Re: [OMPI devel] OPAL timing framework

2014-09-18 Thread Artem Polyakov
Got that. Thank you!

четверг, 18 сентября 2014 г. пользователь Ralph Castain написал:

> I believe compile-time is preferable as there is a non-zero time impact of
> enabling this code. It's really more for developers to improve scalability
> - if a user is actually interested, I think it isn't that hard for them to
> configure it.
>
>
> On Sep 18, 2014, at 7:16 AM, Artem Polyakov  > wrote:
>
> Jeff, thank you for the feedback! All of mentioned issues are clear and I
> will fix them shortly.
>
> One important thing that needs additional discussion is compile-time vs
> runtime selection. Ralph, what do you think about that? Several of issues
> depends on that decision.
>
> 2014-09-18 20:09 GMT+07:00 Jeff Squyres (jsquyres)  >:
>
>> I have a few comments:
>>
>> - This looks nice.  Thanks for the contribution.
>>
>> - I notice that the ORTE timing stuff is now a compile-time decision, not
>> a run-time decision.  Do we care that we've now taken away the ability for
>> users to do timings in a production build?
>
> - "clksync" -- can we use "clocksync"?  It's only 2 letters.  We tend to
>> use real words in the OMPI code base; unnecessary abbreviation should be
>> avoided.
>
>
>> - r32738 introduced a several files into the code base that have no
>> copyrights, and do not have the standard OMPI copyright header block.
>> Please fix.
>>
>> - There's no documentation on how to use mpisync, mpirun_prof, or
>> ompi_timing_post, even though they're installed when you --enable-timing.
>> What are these 3 executables?  Can we get man pages?

--- What is asked ---
**1.** Reproduce the source-data rows from the first row through the line containing "reviewer-avatar: A — [120, 790, 168, 838]", including both ends.
**2.** Go on with the mailing-list thread about the OPAL timing framework from the point where it stops.
The mailing-list thread above and the rows of source data have no connection to each other.

Source data:
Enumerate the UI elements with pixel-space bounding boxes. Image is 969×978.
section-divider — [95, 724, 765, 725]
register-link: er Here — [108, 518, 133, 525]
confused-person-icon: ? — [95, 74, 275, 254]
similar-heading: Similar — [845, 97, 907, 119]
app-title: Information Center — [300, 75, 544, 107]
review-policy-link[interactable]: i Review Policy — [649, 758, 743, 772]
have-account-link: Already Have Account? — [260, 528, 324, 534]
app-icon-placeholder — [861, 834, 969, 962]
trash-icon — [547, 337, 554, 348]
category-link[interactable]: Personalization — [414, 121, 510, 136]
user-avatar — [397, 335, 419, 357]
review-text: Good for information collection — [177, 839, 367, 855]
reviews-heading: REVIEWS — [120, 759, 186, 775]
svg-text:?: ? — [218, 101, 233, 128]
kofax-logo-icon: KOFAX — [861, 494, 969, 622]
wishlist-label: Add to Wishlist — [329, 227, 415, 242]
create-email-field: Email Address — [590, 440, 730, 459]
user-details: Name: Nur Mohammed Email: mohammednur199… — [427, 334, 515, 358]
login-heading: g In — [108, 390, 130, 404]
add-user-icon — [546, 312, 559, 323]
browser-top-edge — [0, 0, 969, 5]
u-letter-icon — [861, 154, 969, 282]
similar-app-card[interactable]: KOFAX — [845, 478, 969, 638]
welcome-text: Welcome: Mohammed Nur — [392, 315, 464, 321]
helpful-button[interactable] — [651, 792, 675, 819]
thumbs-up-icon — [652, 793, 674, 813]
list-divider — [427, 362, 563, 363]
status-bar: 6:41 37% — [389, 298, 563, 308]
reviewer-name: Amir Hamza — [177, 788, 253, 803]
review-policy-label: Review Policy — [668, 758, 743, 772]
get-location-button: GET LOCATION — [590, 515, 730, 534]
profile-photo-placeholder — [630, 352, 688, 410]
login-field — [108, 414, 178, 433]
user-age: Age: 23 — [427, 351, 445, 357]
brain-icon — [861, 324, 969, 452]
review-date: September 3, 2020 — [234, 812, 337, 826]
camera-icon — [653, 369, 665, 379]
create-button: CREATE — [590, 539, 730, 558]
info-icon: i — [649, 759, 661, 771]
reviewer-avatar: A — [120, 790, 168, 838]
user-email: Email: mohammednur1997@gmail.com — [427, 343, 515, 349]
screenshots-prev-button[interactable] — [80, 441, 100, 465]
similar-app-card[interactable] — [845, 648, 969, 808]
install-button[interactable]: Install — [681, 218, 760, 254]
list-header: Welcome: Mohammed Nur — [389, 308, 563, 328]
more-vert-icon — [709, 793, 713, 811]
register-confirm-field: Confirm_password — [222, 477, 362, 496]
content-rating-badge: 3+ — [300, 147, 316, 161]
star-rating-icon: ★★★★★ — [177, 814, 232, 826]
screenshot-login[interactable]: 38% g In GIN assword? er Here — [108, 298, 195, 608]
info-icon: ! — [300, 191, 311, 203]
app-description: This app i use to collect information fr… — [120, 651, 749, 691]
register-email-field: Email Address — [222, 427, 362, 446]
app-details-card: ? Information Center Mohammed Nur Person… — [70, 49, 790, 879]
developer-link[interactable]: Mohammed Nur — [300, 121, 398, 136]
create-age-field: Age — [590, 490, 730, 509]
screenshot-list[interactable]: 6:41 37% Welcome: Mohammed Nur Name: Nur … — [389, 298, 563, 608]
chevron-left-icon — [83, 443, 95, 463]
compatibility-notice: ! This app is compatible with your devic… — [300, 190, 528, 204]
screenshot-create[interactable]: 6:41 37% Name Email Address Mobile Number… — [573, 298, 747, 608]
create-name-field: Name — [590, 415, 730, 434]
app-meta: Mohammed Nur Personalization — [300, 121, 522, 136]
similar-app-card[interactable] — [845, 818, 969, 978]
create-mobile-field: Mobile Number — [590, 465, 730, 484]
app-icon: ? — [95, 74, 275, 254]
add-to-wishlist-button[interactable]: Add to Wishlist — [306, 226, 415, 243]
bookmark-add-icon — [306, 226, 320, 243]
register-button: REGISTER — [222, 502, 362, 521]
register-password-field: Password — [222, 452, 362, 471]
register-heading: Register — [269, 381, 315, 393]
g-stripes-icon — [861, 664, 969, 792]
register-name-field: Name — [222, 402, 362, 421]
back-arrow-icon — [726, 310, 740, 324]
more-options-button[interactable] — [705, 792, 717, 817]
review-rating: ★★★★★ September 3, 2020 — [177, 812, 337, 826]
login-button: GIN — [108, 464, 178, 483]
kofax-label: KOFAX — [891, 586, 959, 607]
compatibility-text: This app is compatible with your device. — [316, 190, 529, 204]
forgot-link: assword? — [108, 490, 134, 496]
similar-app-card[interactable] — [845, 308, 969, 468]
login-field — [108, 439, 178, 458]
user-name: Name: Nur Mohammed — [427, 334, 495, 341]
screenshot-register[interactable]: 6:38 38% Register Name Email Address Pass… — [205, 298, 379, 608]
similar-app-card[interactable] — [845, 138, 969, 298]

--- Answers to each task ---
**1.**
Enumerate the UI elements with pixel-space bounding boxes. Image is 969×978.
section-divider — [95, 724, 765, 725]
register-link: er Here — [108, 518, 133, 525]
confused-person-icon: ? — [95, 74, 275, 254]
similar-heading: Similar — [845, 97, 907, 119]
app-title: Information Center — [300, 75, 544, 107]
review-policy-link[interactable]: i Review Policy — [649, 758, 743, 772]
have-account-link: Already Have Account? — [260, 528, 324, 534]
app-icon-placeholder — [861, 834, 969, 962]
trash-icon — [547, 337, 554, 348]
category-link[interactable]: Personalization — [414, 121, 510, 136]
user-avatar — [397, 335, 419, 357]
review-text: Good for information collection — [177, 839, 367, 855]
reviews-heading: REVIEWS — [120, 759, 186, 775]
svg-text:?: ? — [218, 101, 233, 128]
kofax-logo-icon: KOFAX — [861, 494, 969, 622]
wishlist-label: Add to Wishlist — [329, 227, 415, 242]
create-email-field: Email Address — [590, 440, 730, 459]
user-details: Name: Nur Mohammed Email: mohammednur199… — [427, 334, 515, 358]
login-heading: g In — [108, 390, 130, 404]
add-user-icon — [546, 312, 559, 323]
browser-top-edge — [0, 0, 969, 5]
u-letter-icon — [861, 154, 969, 282]
similar-app-card[interactable]: KOFAX — [845, 478, 969, 638]
welcome-text: Welcome: Mohammed Nur — [392, 315, 464, 321]
helpful-button[interactable] — [651, 792, 675, 819]
thumbs-up-icon — [652, 793, 674, 813]
list-divider — [427, 362, 563, 363]
status-bar: 6:41 37% — [389, 298, 563, 308]
reviewer-name: Amir Hamza — [177, 788, 253, 803]
review-policy-label: Review Policy — [668, 758, 743, 772]
get-location-button: GET LOCATION — [590, 515, 730, 534]
profile-photo-placeholder — [630, 352, 688, 410]
login-field — [108, 414, 178, 433]
user-age: Age: 23 — [427, 351, 445, 357]
brain-icon — [861, 324, 969, 452]
review-date: September 3, 2020 — [234, 812, 337, 826]
camera-icon — [653, 369, 665, 379]
create-button: CREATE — [590, 539, 730, 558]
info-icon: i — [649, 759, 661, 771]
reviewer-avatar: A — [120, 790, 168, 838]

**2.**
>>
> I post their description in the first e-mail. Sure I can prepare man pages
> for them,
>
>
>>
>> - What's the purpose of the MCA param orte_rml_base_timing?  A *quick*
>> look through the code seems to indicate that it is ignored.
>>
>> - What's the purpose of the MCA params opal_clksync_file,
>> opal_timing_file, and opal_timing_overhead?  E.g., what is a "clksync"
>> file, what is it for, and what is its format?  Does the user have to
>> provide one?  If so, how to you get one?  Or is it an output file?
>> ...etc.  The brief descriptions given in the MCA help strings don't really
>> provide enough information for someone who has no idea what the timing
>> stuff is.  Also, can those 3 params have a common prefix?  I.e., it's not
>> obvious that opal_clksync_file is related to opal_timing_* at all.
>
>
>> - A *quick* look at ompi/tools/mpisync shows that a bunch of that code
>> came from an external project.  Is the license compatible with OMPI's
>> license?  What do we need to do to conform to their license?
>>
>> - opal/util/timings.h is protected by OPAL_SYS_TIMING_H -- shouldn't it
>> be OPAL_UTIL_TIMINGS_H?
>>
>> - There's commented-out code in opal/util/timings.h.
>>
>> - There's no doxygen-style documentation in opal/util/timings.h to tell
>> developers how to use it.
>>
>> - There's "TODO" comments in opal/util/timings.c; should those be fixed?
>>
>> - opal_config.h should be the first include in opal/util/timings.c.
>>
>> - If timing support is not to be compiled in, then opal/util/timings.c
>> should not be be compiled via the Makefile.am (rather than entirely #if'ed
>> out).
>>
>> It looks like this work is about 95% complete.  Finishing the remaining
>> 5% would make it great and genuinely useful to the rest of the code base.
>>
>> Thanks!
>>
>>
>>
>> On Sep 16, 2014, at 10:20 AM, Artem Polyakov > > wrote:
>>
>> > Hello,
>> >
>> > I would like to introduce OMPI timing framework that was included into
>> the trunk yesterday (r32738). The code is new so if you'll hit some bugs -
>> just let me know.
>> >
>> > The framework consists of the set of macro's and routines for internal
>> OMPI usage + standalone tool mpisync and few additional scripts:
>> mpirun_prof and ompi_timing_post. The set of features is very basic and I
>> am open for discussion of new things that are desirable there.
>> >
>> > To enable framework compilation you should configure OMPI with
>> --enable-timing option. If the option was passed to ./configure, standalone
>> tools and scripts will be installed into /bin.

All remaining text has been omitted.